**SOURCE DOCUMENT**
The British did not pursue the sonobuoy, but the Americans, believing the device had great potential, had launched a large R&D program to produce improved sonobuoys for aircraft. Upon reaching the suspected area of a submarine or after detecting one by sight, the aircraft was to drop a pattern of sonobuoys. Since each buoy was to have a different coded signal, the aircraft would be able to follow the submerged moves of the submarine and set up an attack based on the detected movement, and/or call in surface forces to assist in the attack.
• AIR-DROPPED WEAPONS. By the time the United States entered the war, the British, but not the Americans, had developed an aerial depth-charge pistol with a shallow setting of about twenty-five feet for attacking surfaced or crash diving U-boats. Profiting from British technology, the Americans hastened to fit a version of this pistol to the 250-pound Mark XVII aerial depth charge. Moreover, by substituting British-developed Torpex for TNT, the Americans increased the lethality of the aerial depth charge by 50 percent.
Aware from the British experience that aircraft attacks on U-boats had not been very successful, American scientists sought a more sophisticated device for killing fast-diving U-boats. The upshot was a small, smart, acoustic airborne torpedo that, after entering the water, “homed” on the noise of the submerged U-boat.
Declared feasible in December 1941, scientists and engineers at the Harvard Underwater Sound Laboratory, the Columbia University Underwater Sound Laboratory, the Navy’s David Taylor Model Basin, General Electric, and Western Electric and its subsidiary Bell Laboratories pursued this weapon with the highest priority in utmost secrecy using the cover name “Mark XXIV Mine.” Informally known as “Fido,” this weapon was ready for use in merely twelve months. It would prove to be one of the most effective ASW devices produced during the war, so successful that the original order for 10,000 torpedoes was cut back to 4,000.
The “Fido” was seven feet long and seventeen inches in diameter. It weighed 680 pounds and had a 92-pound Torpex warhead. It could “chase” a submerged U-boat for ten minutes at a maximum speed of 12 knots. Since a U-boat could outsmart Fido by surfacing and running away at high speed on diesels, the characteristics of Fido remained very secret throughout the war, to the point that the weapon could not be employed except on a fully submerged U-boat, and not even then if an Allied ship or another U-boat was on the surface nearby.
• LORAN. The British experience had demonstrated that a means of all-weather navigation was essential for reporting positions of sighted U-boats, for more effective rendezvous of convoys with air and surface escorts, for evasive maneuvers of convoys, and for other military purposes.
In October 1940, an American scientist, Alfred Loomis, proposed an electronic navigation system which was based on radio pulses emitted in a certain way by shore-based transmitters. In early 1941 a team at MIT’s Radiation Laboratory, headed by Melville Eastham, pursued this proposal and by September of that year had demonstrated its feasibility. Known as Long Range Aid to Navigation (LORAN), the system proved to be capable of providing nearly precise navigational fixes up to 700 miles from the shore-based transmitters in daytime and 1,400 miles at night in any weather. Soon after America entered the war, the Army and Navy established five LORAN transmitting stations in Canada and Greenland, for the benefit of the North Atlantic convoy network. From this beginning, the LORAN system was to spread over half the globe.

Element and coordinate records

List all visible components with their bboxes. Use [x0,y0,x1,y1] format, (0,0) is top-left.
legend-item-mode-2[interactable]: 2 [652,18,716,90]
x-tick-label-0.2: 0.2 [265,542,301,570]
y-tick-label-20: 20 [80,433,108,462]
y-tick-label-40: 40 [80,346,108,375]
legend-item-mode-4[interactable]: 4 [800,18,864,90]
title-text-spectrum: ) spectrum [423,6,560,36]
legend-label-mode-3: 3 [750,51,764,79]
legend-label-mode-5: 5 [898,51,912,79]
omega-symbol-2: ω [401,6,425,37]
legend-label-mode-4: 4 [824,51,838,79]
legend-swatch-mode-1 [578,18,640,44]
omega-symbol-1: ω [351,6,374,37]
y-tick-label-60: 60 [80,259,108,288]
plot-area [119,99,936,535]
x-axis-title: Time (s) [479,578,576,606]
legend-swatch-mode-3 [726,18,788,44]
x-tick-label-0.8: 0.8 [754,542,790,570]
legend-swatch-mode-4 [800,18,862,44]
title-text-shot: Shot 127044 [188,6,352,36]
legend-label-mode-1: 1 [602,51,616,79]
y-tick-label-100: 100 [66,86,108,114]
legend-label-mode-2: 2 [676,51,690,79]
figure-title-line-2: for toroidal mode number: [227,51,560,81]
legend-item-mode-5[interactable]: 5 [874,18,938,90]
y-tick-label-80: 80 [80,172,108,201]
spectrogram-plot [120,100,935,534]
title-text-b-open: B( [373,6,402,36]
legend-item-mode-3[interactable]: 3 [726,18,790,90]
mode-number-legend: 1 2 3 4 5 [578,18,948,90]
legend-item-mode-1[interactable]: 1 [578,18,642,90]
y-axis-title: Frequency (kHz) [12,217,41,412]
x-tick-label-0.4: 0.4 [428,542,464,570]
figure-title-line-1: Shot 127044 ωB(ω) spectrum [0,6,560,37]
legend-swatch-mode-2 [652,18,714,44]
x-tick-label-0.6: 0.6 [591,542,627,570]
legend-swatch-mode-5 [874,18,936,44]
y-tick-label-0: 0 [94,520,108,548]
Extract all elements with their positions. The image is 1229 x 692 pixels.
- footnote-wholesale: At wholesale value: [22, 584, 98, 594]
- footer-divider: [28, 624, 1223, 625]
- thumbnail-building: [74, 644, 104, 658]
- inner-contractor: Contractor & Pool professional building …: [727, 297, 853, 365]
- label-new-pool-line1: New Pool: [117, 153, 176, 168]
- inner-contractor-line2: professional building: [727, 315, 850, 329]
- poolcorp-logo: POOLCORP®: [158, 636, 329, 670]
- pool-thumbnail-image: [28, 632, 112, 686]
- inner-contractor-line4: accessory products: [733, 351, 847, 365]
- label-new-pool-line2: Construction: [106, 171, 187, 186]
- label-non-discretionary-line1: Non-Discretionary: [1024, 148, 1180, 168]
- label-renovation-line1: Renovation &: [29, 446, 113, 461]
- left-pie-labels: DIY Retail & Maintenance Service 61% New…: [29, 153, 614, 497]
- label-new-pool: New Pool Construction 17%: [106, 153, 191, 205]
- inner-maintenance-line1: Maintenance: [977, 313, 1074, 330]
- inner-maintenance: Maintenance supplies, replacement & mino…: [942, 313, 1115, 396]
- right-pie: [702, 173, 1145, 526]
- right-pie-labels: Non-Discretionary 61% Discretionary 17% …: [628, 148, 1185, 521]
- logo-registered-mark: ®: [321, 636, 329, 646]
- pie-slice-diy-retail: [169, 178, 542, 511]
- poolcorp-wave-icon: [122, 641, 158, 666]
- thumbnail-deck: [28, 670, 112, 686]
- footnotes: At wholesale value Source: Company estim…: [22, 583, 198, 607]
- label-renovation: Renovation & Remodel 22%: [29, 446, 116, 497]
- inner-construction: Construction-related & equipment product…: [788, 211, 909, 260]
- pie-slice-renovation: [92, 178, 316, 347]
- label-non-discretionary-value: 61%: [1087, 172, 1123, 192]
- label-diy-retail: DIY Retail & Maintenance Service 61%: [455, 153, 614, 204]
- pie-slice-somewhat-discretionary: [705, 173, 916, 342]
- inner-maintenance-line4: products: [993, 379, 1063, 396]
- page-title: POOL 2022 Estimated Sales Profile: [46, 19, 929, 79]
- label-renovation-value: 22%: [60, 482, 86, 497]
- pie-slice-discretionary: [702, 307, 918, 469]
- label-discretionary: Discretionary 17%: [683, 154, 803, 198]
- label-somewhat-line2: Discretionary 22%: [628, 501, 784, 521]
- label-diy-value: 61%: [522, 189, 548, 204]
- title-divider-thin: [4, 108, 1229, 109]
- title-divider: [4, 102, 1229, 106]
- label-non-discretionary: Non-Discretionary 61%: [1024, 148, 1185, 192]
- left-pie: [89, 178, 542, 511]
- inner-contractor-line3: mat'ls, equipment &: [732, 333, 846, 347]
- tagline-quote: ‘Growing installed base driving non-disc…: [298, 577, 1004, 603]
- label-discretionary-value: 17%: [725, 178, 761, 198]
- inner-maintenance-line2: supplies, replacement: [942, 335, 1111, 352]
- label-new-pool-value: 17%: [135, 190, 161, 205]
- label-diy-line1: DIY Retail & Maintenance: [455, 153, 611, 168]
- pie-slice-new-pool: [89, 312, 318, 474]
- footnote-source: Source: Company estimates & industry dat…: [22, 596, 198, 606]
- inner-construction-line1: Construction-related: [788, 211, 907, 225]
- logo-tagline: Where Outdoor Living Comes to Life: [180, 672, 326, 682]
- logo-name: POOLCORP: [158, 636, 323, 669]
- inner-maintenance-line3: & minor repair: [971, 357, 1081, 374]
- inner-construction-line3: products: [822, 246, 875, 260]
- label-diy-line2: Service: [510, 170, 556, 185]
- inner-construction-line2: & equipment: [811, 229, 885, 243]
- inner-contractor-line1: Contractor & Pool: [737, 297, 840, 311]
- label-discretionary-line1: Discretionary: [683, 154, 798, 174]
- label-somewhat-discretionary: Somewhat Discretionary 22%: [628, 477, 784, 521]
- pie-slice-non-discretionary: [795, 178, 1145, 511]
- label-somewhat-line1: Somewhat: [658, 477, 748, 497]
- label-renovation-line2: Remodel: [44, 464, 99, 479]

**DIRECTIONS**
• a. In the antisubmarine warfare passage, extract the stretch that opens with the words containing "Declared feasible in" and closes with "back to 4,000.", copying it word for word.
• b. Name every laboratory, institution, and company that the antisubmarine warfare passage says developed the acoustic airborne torpedo.

**THE ANSWERS**
• a.
Declared feasible in December 1941, scientists and engineers at the Harvard Underwater Sound Laboratory, the Columbia University Underwater Sound Laboratory, the Navy’s David Taylor Model Basin, General Electric, and Western Electric and its subsidiary Bell Laboratories pursued this weapon with the highest priority in utmost secrecy using the cover name “Mark XXIV Mine.” Informally known as “Fido,” this weapon was ready for use in merely twelve months. It would prove to be one of the most effective ASW devices produced during the war, so successful that the original order for 10,000 torpedoes was cut back to 4,000.

• b.
- Harvard Underwater Sound Laboratory
- Columbia University Underwater Sound Laboratory
- the Navy's David Taylor Model Basin
- General Electric
- Western Electric
- Bell Laboratories (a subsidiary of Western Electric)